start Provided material
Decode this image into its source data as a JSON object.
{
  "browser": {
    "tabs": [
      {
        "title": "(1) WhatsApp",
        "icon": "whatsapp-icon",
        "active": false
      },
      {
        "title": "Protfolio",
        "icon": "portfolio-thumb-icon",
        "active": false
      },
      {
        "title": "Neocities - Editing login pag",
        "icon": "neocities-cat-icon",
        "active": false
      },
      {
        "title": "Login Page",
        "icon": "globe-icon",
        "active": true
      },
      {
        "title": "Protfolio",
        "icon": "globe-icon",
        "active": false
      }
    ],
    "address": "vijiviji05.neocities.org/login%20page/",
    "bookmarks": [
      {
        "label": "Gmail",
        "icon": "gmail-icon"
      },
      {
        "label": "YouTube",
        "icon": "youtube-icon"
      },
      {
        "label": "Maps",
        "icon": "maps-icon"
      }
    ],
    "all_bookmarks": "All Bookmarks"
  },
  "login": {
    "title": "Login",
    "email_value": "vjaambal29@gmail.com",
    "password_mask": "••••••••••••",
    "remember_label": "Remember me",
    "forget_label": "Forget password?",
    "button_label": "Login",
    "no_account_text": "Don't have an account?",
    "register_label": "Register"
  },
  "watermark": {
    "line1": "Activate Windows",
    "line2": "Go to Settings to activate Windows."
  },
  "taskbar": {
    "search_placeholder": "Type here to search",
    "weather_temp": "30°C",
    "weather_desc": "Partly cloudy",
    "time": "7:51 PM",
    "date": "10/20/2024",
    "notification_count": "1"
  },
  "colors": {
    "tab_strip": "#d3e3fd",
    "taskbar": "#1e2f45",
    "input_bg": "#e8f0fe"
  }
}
end Provided material
** What is required **
Considering only the records above, state the number of lines that include the word "title", with nothing added.

** Written reply **
6